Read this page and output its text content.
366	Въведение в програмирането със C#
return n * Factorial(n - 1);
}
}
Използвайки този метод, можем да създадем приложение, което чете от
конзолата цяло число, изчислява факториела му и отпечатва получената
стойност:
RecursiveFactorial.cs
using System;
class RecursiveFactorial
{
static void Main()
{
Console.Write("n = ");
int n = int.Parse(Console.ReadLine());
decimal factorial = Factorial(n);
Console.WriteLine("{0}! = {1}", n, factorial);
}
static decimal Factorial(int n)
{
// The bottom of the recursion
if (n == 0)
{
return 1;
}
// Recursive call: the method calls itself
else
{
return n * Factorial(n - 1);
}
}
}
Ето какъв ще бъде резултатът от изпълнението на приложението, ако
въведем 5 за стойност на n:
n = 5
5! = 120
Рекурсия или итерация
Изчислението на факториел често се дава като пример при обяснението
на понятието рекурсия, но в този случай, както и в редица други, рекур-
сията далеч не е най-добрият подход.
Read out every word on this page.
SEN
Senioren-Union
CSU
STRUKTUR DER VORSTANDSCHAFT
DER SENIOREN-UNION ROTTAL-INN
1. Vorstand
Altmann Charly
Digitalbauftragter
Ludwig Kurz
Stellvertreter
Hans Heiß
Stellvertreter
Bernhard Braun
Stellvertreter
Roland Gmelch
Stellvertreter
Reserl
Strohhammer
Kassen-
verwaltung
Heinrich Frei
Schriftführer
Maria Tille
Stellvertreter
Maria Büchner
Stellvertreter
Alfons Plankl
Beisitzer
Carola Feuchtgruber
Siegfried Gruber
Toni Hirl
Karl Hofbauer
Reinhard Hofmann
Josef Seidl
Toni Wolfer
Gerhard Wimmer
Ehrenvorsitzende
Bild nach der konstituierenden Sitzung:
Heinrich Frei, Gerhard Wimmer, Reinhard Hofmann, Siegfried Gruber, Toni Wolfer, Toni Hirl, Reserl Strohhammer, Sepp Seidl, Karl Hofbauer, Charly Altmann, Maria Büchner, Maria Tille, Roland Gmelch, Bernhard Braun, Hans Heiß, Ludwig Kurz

______________________________

- What is needed -
Looking at the records above, work out how many lines include the string "Strohhammer". Give the number and nothing else.

- Answer to this exercise -
2